[Set problem A] Name every person mentioned in the text about Elgar's The Music Makers.
[Set problem B] In the text on The Music Makers, who sang the solo part at the first performance?
[Set problem C] According to the text on The Music Makers, why did O'Shaughnessy's poem appeal to Elgar?

[Quoted text]
· · ·

= The Music Makers (Elgar) =

1912 work for choir, orchestra and female soloist

Edward Elgar in 1917

The Music Makers, Op. 69, is a work for contralto or mezzo-soprano, chorus and orchestra composed by Edward Elgar. It was first performed at the Birmingham Festival in 1912.

==Text==

The text of the work is the 1874 poem Ode by Arthur O'Shaughnessy, which Elgar set in its entirety. He had been working on the music intermittently since 1903, without a specific commission. He completed it after receiving a commission from the Birmingham Triennial Music Festival. It was dedicated to "my friend Nicholas Kilburn".

The words of the poem no doubt appealed to Elgar's nature, as it celebrates the dreaming artist — by 1912, he was established as part of British artistic society, but was ambivalent at best about that society. The mood of the Ode is clear in the first lines, which depict the isolation of the creative artist:
We are the music makers,
 And we are the dreamers of dreams,
Wandering by lone sea-breakers,
 And sitting by desolate streams...
Later verses celebrate the importance of the artist to his society.

==First and later performances==
The Music Makers was commissioned for, and first performed at, the Birmingham Triennial Music Festival on 1 October 1912, with Muriel Foster as the soloist and the composer conducting.

· · ·

Stored items from a collection

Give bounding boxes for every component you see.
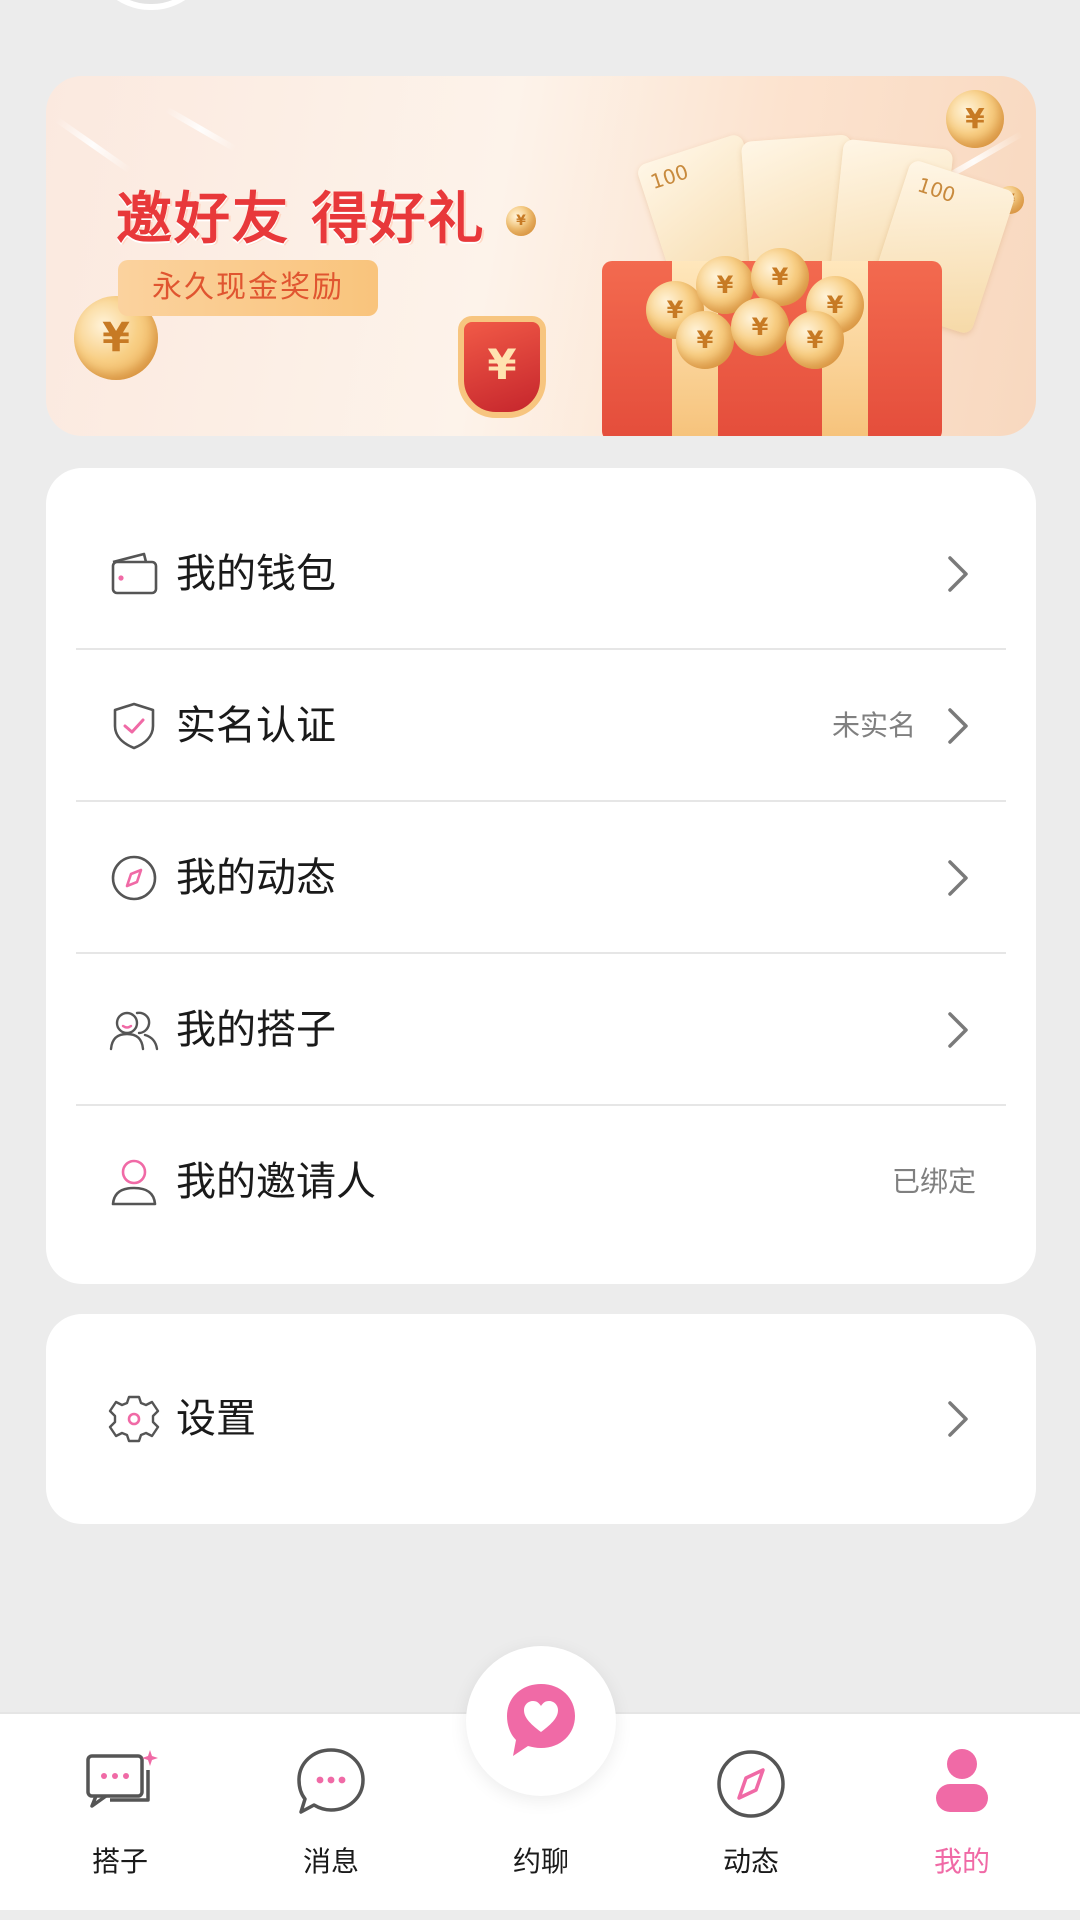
menu-item-label: 我的钱包 — [176, 551, 336, 597]
person-icon — [111, 1159, 157, 1206]
menu-item-label: 实名认证 — [176, 703, 336, 749]
tab-label: 约聊 — [512, 1845, 569, 1878]
profile-menu-card: 我的钱包 实名认证 未实名 我的动态 我的搭子 我的邀请人 已绑定 — [46, 468, 1036, 1284]
profile-icon — [936, 1749, 988, 1812]
wallet-icon — [111, 552, 158, 595]
banner-subtitle: 永久现金奖励 — [118, 260, 378, 316]
menu-item-label: 设置 — [176, 1396, 256, 1442]
menu-item-my-posts[interactable]: 我的动态 — [76, 802, 1006, 954]
compass-icon — [111, 855, 157, 901]
chevron-right-icon — [948, 556, 968, 592]
tab-date-chat[interactable] — [466, 1646, 616, 1796]
decor-streak — [164, 106, 237, 152]
tab-partners[interactable]: 搭子 — [40, 1714, 200, 1910]
partner-chat-icon — [86, 1750, 158, 1808]
tab-label: 搭子 — [91, 1845, 148, 1878]
menu-item-settings[interactable]: 设置 — [76, 1343, 1006, 1495]
menu-item-label: 我的动态 — [176, 855, 336, 901]
gear-icon — [108, 1395, 160, 1443]
avatar[interactable] — [90, 0, 212, 10]
tab-moments[interactable]: 动态 — [671, 1714, 831, 1910]
coin-icon: ¥ — [786, 311, 844, 369]
message-bubble-icon — [297, 1748, 365, 1814]
coin-icon: ¥ — [506, 206, 536, 236]
tab-me[interactable]: 我的 — [882, 1714, 1042, 1910]
inviter-status: 已绑定 — [891, 1165, 976, 1198]
coin-icon: ¥ — [946, 90, 1004, 148]
banner-title: 邀好友 得好礼 — [116, 187, 486, 252]
menu-item-label: 我的搭子 — [176, 1007, 336, 1053]
chevron-right-icon — [948, 1012, 968, 1048]
menu-item-label: 我的邀请人 — [176, 1159, 376, 1205]
tab-messages[interactable]: 消息 — [251, 1714, 411, 1910]
people-icon — [109, 1011, 159, 1051]
shield-check-icon — [113, 702, 155, 750]
tab-label: 消息 — [302, 1845, 359, 1878]
coin-icon: ¥ — [731, 298, 789, 356]
invite-friends-banner[interactable]: ¥ ¥ ¥ ¥ ¥ 100 100 ¥ ¥ ¥ ¥ ¥ ¥ ¥ 邀好友 得好礼 … — [46, 76, 1036, 436]
settings-card: 设置 — [46, 1314, 1036, 1524]
menu-item-real-name-verification[interactable]: 实名认证 未实名 — [76, 650, 1006, 802]
menu-item-my-inviter[interactable]: 我的邀请人 已绑定 — [76, 1106, 1006, 1258]
chevron-right-icon — [948, 860, 968, 896]
chevron-right-icon — [948, 708, 968, 744]
verification-status: 未实名 — [831, 709, 916, 742]
chevron-right-icon — [948, 1401, 968, 1437]
decor-streak — [54, 116, 132, 174]
menu-item-wallet[interactable]: 我的钱包 — [76, 498, 1006, 650]
heart-chat-icon — [507, 1684, 575, 1756]
tab-label: 我的 — [933, 1845, 990, 1878]
compass-icon — [717, 1750, 785, 1818]
shield-yuan-icon: ¥ — [458, 316, 546, 418]
coin-icon: ¥ — [676, 311, 734, 369]
tab-label: 动态 — [722, 1845, 779, 1878]
menu-item-my-partners[interactable]: 我的搭子 — [76, 954, 1006, 1106]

· · ·

[Correct answer A] Edward Elgar, Arthur O'Shaughnessy, Nicholas Kilburn, Muriel Foster

[Correct answer B] Muriel Foster

[Correct answer C] The poem celebrates the dreaming artist, which suited Elgar's nature. By 1912 he was established in British artistic society but was ambivalent at best about that society.